== Exercise instructions ==
Repeat each entry as written and leave the images out of the copy.

** Start of Data for this task **

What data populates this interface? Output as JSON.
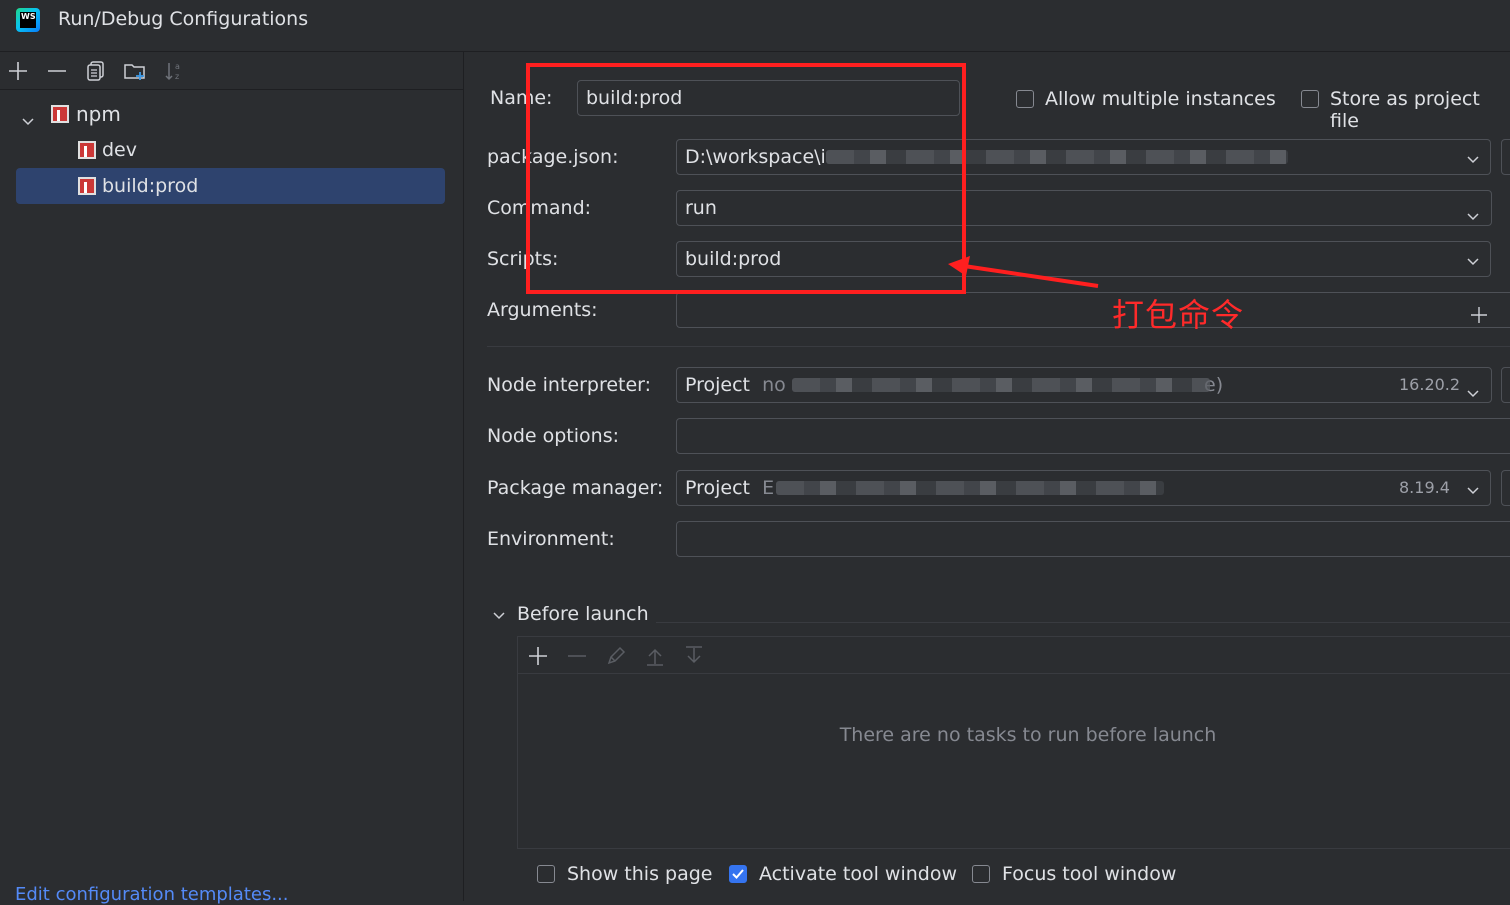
{
  "window": {
    "title": "Run/Debug Configurations"
  },
  "tree": {
    "group": {
      "label": "npm"
    },
    "items": [
      {
        "label": "dev"
      },
      {
        "label": "build:prod"
      }
    ]
  },
  "left_footer": {
    "link": "Edit configuration templates..."
  },
  "form": {
    "name_label": "Name:",
    "name_value": "build:prod",
    "allow_multiple_label": "Allow multiple instances",
    "store_project_label": "Store as project file",
    "package_json_label": "package.json:",
    "package_json_value": "D:\\workspace\\i",
    "command_label": "Command:",
    "command_value": "run",
    "scripts_label": "Scripts:",
    "scripts_value": "build:prod",
    "arguments_label": "Arguments:",
    "node_interpreter_label": "Node interpreter:",
    "node_interpreter_prefix": "Project",
    "node_interpreter_path_start": "no",
    "node_interpreter_path_end": "e)",
    "node_version": "16.20.2",
    "node_options_label": "Node options:",
    "package_manager_label": "Package manager:",
    "package_manager_prefix": "Project",
    "package_manager_path_start": "E",
    "package_manager_version": "8.19.4",
    "environment_label": "Environment:"
  },
  "before_launch": {
    "title": "Before launch",
    "empty_text": "There are no tasks to run before launch"
  },
  "bottom_options": {
    "show_page_label": "Show this page",
    "show_page_checked": false,
    "activate_tool_label": "Activate tool window",
    "activate_tool_checked": true,
    "focus_tool_label": "Focus tool window",
    "focus_tool_checked": false
  },
  "annotation": {
    "text": "打包命令",
    "color": "#ff1f1f"
  },
  "colors": {
    "background": "#2b2d30",
    "selection": "#2e436e",
    "accent": "#3574f0",
    "link": "#548af7"
  }
}
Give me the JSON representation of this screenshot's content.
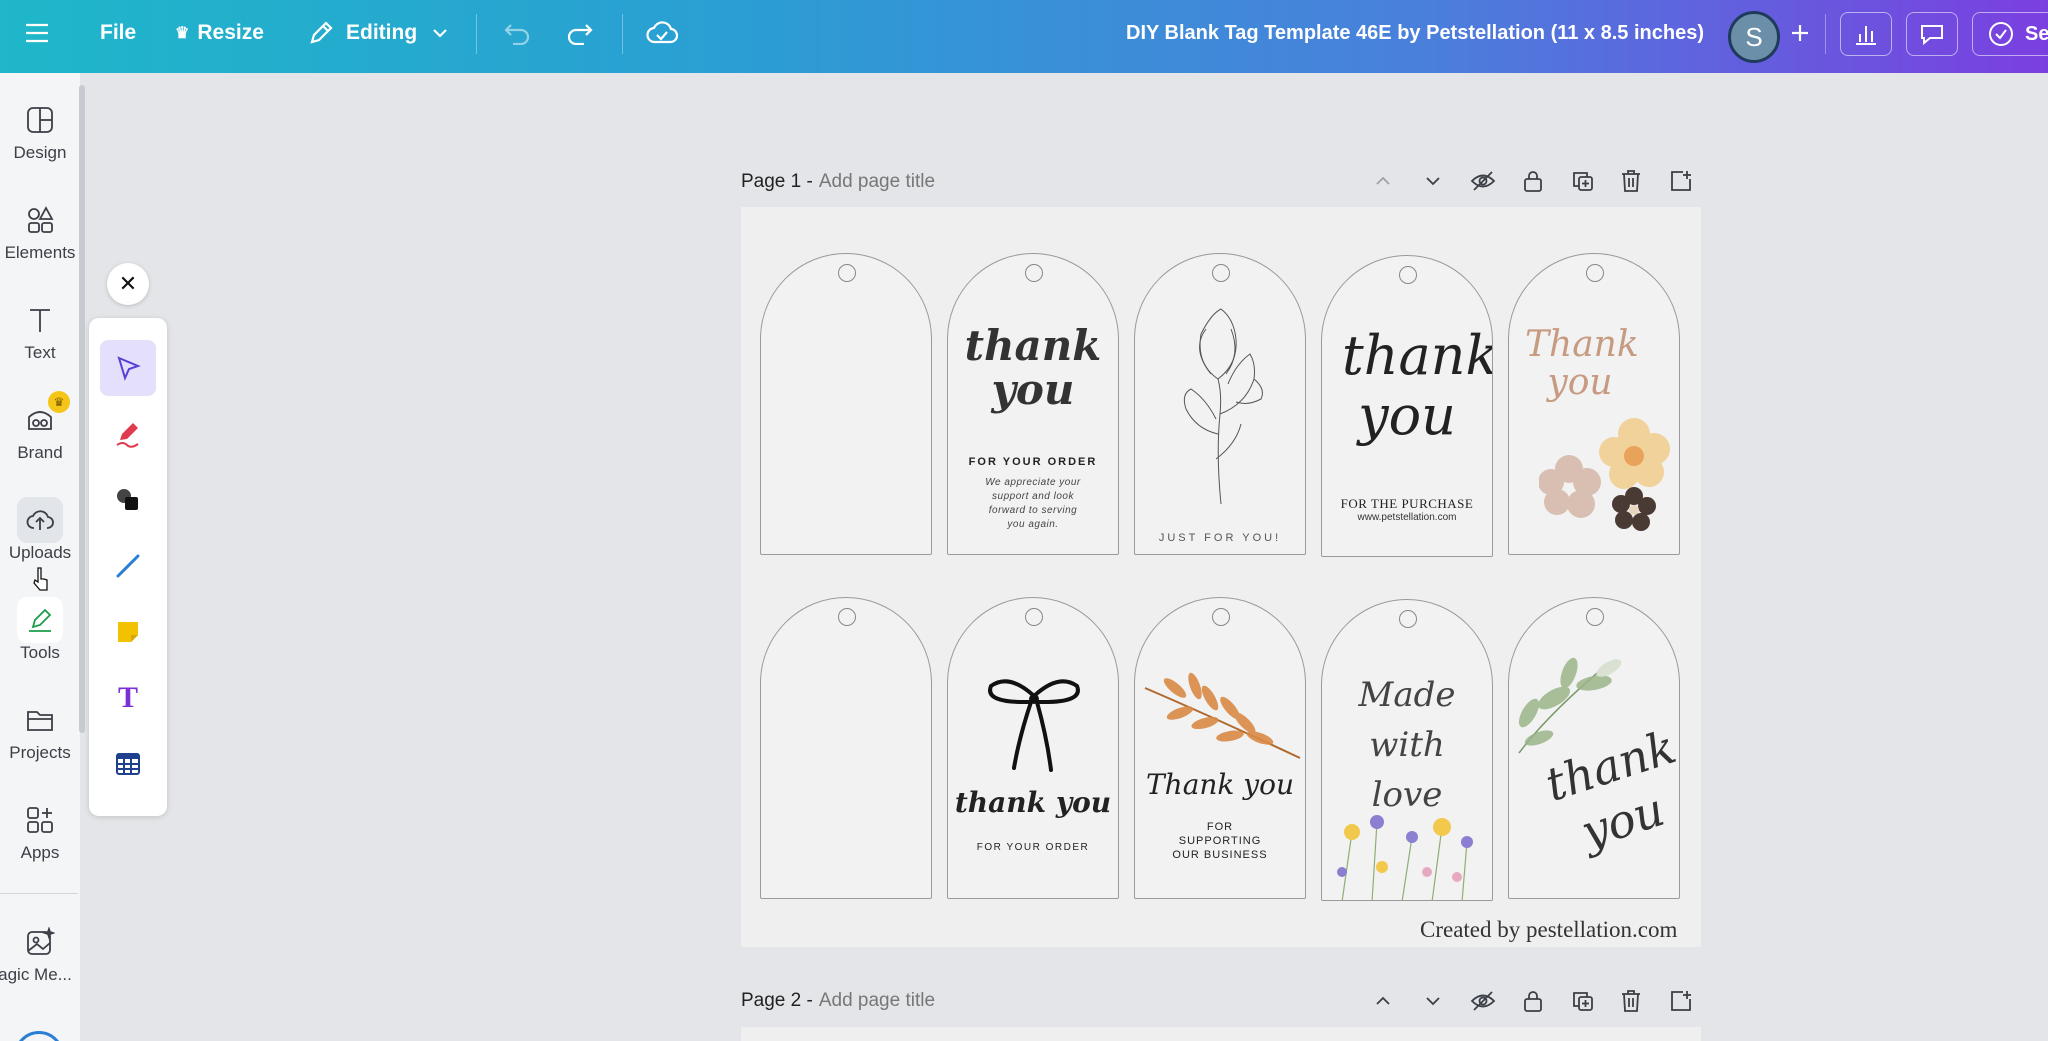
{
  "topbar": {
    "menu_label": "",
    "file_label": "File",
    "resize_label": "Resize",
    "editing_label": "Editing",
    "doc_title": "DIY Blank Tag Template 46E by Petstellation (11 x 8.5 inches)",
    "avatar_initial": "S",
    "share_label": "Se"
  },
  "sidebar": {
    "items": [
      {
        "label": "Design",
        "icon": "design-icon"
      },
      {
        "label": "Elements",
        "icon": "elements-icon"
      },
      {
        "label": "Text",
        "icon": "text-icon"
      },
      {
        "label": "Brand",
        "icon": "brand-icon"
      },
      {
        "label": "Uploads",
        "icon": "uploads-icon"
      },
      {
        "label": "Tools",
        "icon": "tools-icon"
      },
      {
        "label": "Projects",
        "icon": "projects-icon"
      },
      {
        "label": "Apps",
        "icon": "apps-icon"
      },
      {
        "label": "agic Me...",
        "icon": "magic-media-icon"
      }
    ]
  },
  "pages": [
    {
      "label": "Page 1 -",
      "title_placeholder": "Add page title"
    },
    {
      "label": "Page 2 -",
      "title_placeholder": "Add page title"
    }
  ],
  "tags": {
    "t2_title": "thank you",
    "t2_sub": "FOR YOUR ORDER",
    "t2_body": "We appreciate your support and look forward to serving you again.",
    "t3_sub": "JUST FOR YOU!",
    "t4_title": "thank you",
    "t4_sub": "FOR THE PURCHASE",
    "t4_url": "www.petstellation.com",
    "t5_title": "Thank you",
    "t7_title": "thank you",
    "t7_sub": "FOR YOUR ORDER",
    "t8_title": "Thank you",
    "t8_sub": "FOR SUPPORTING OUR BUSINESS",
    "t9_title": "Made with love",
    "t10_title": "thank you"
  },
  "credit": "Created by pestellation.com",
  "colors": {
    "topbar_start": "#1fb7c9",
    "topbar_end": "#7b3fe0",
    "tool_active_bg": "#e4dffb"
  }
}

** End of Data for this task **

== Output below ==
What data populates this interface? Output as JSON.
{
  "window": {
    "title": "Run/Debug Configurations"
  },
  "tree": {
    "group": {
      "label": "npm"
    },
    "items": [
      {
        "label": "dev"
      },
      {
        "label": "build:prod"
      }
    ]
  },
  "left_footer": {
    "link": "Edit configuration templates..."
  },
  "form": {
    "name_label": "Name:",
    "name_value": "build:prod",
    "allow_multiple_label": "Allow multiple instances",
    "store_project_label": "Store as project file",
    "package_json_label": "package.json:",
    "package_json_value": "D:\\workspace\\i",
    "command_label": "Command:",
    "command_value": "run",
    "scripts_label": "Scripts:",
    "scripts_value": "build:prod",
    "arguments_label": "Arguments:",
    "node_interpreter_label": "Node interpreter:",
    "node_interpreter_prefix": "Project",
    "node_interpreter_path_start": "no",
    "node_interpreter_path_end": "e)",
    "node_version": "16.20.2",
    "node_options_label": "Node options:",
    "package_manager_label": "Package manager:",
    "package_manager_prefix": "Project",
    "package_manager_path_start": "E",
    "package_manager_version": "8.19.4",
    "environment_label": "Environment:"
  },
  "before_launch": {
    "title": "Before launch",
    "empty_text": "There are no tasks to run before launch"
  },
  "bottom_options": {
    "show_page_label": "Show this page",
    "show_page_checked": false,
    "activate_tool_label": "Activate tool window",
    "activate_tool_checked": true,
    "focus_tool_label": "Focus tool window",
    "focus_tool_checked": false
  },
  "annotation": {
    "text": "打包命令",
    "color": "#ff1f1f"
  },
  "colors": {
    "background": "#2b2d30",
    "selection": "#2e436e",
    "accent": "#3574f0",
    "link": "#548af7"
  }
}
Give me the JSON representation of this screenshot's content.
{
  "topbar": {
    "menu_label": "",
    "file_label": "File",
    "resize_label": "Resize",
    "editing_label": "Editing",
    "doc_title": "DIY Blank Tag Template 46E by Petstellation (11 x 8.5 inches)",
    "avatar_initial": "S",
    "share_label": "Se"
  },
  "sidebar": {
    "items": [
      {
        "label": "Design",
        "icon": "design-icon"
      },
      {
        "label": "Elements",
        "icon": "elements-icon"
      },
      {
        "label": "Text",
        "icon": "text-icon"
      },
      {
        "label": "Brand",
        "icon": "brand-icon"
      },
      {
        "label": "Uploads",
        "icon": "uploads-icon"
      },
      {
        "label": "Tools",
        "icon": "tools-icon"
      },
      {
        "label": "Projects",
        "icon": "projects-icon"
      },
      {
        "label": "Apps",
        "icon": "apps-icon"
      },
      {
        "label": "agic Me...",
        "icon": "magic-media-icon"
      }
    ]
  },
  "pages": [
    {
      "label": "Page 1 -",
      "title_placeholder": "Add page title"
    },
    {
      "label": "Page 2 -",
      "title_placeholder": "Add page title"
    }
  ],
  "tags": {
    "t2_title": "thank you",
    "t2_sub": "FOR YOUR ORDER",
    "t2_body": "We appreciate your support and look forward to serving you again.",
    "t3_sub": "JUST FOR YOU!",
    "t4_title": "thank you",
    "t4_sub": "FOR THE PURCHASE",
    "t4_url": "www.petstellation.com",
    "t5_title": "Thank you",
    "t7_title": "thank you",
    "t7_sub": "FOR YOUR ORDER",
    "t8_title": "Thank you",
    "t8_sub": "FOR SUPPORTING OUR BUSINESS",
    "t9_title": "Made with love",
    "t10_title": "thank you"
  },
  "credit": "Created by pestellation.com",
  "colors": {
    "topbar_start": "#1fb7c9",
    "topbar_end": "#7b3fe0",
    "tool_active_bg": "#e4dffb"
  }
}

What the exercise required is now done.